**OBJECTIVE**
Copy out all of the data exactly as it appears.

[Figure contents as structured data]
>>
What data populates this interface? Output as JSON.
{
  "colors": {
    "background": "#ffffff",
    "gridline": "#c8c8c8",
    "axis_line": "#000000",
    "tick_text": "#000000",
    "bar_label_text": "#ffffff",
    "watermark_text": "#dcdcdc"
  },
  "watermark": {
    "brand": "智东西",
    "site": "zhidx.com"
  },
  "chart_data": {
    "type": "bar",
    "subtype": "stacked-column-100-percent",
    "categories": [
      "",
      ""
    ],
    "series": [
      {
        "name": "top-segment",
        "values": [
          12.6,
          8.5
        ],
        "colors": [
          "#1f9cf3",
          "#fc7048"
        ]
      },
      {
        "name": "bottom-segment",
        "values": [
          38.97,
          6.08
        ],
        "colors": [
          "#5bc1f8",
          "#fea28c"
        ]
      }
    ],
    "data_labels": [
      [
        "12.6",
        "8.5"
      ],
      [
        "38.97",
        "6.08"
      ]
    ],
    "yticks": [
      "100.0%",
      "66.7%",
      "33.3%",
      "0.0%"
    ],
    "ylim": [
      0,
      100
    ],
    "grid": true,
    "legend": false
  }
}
<<
**TASK SOLUTION**
What data populates this interface? Output as JSON.
{
  "colors": {
    "background": "#ffffff",
    "gridline": "#c8c8c8",
    "axis_line": "#000000",
    "tick_text": "#000000",
    "bar_label_text": "#ffffff",
    "watermark_text": "#dcdcdc"
  },
  "watermark": {
    "brand": "智东西",
    "site": "zhidx.com"
  },
  "chart_data": {
    "type": "bar",
    "subtype": "stacked-column-100-percent",
    "categories": [
      "",
      ""
    ],
    "series": [
      {
        "name": "top-segment",
        "values": [
          12.6,
          8.5
        ],
        "colors": [
          "#1f9cf3",
          "#fc7048"
        ]
      },
      {
        "name": "bottom-segment",
        "values": [
          38.97,
          6.08
        ],
        "colors": [
          "#5bc1f8",
          "#fea28c"
        ]
      }
    ],
    "data_labels": [
      [
        "12.6",
        "8.5"
      ],
      [
        "38.97",
        "6.08"
      ]
    ],
    "yticks": [
      "100.0%",
      "66.7%",
      "33.3%",
      "0.0%"
    ],
    "ylim": [
      0,
      100
    ],
    "grid": true,
    "legend": false
  }
}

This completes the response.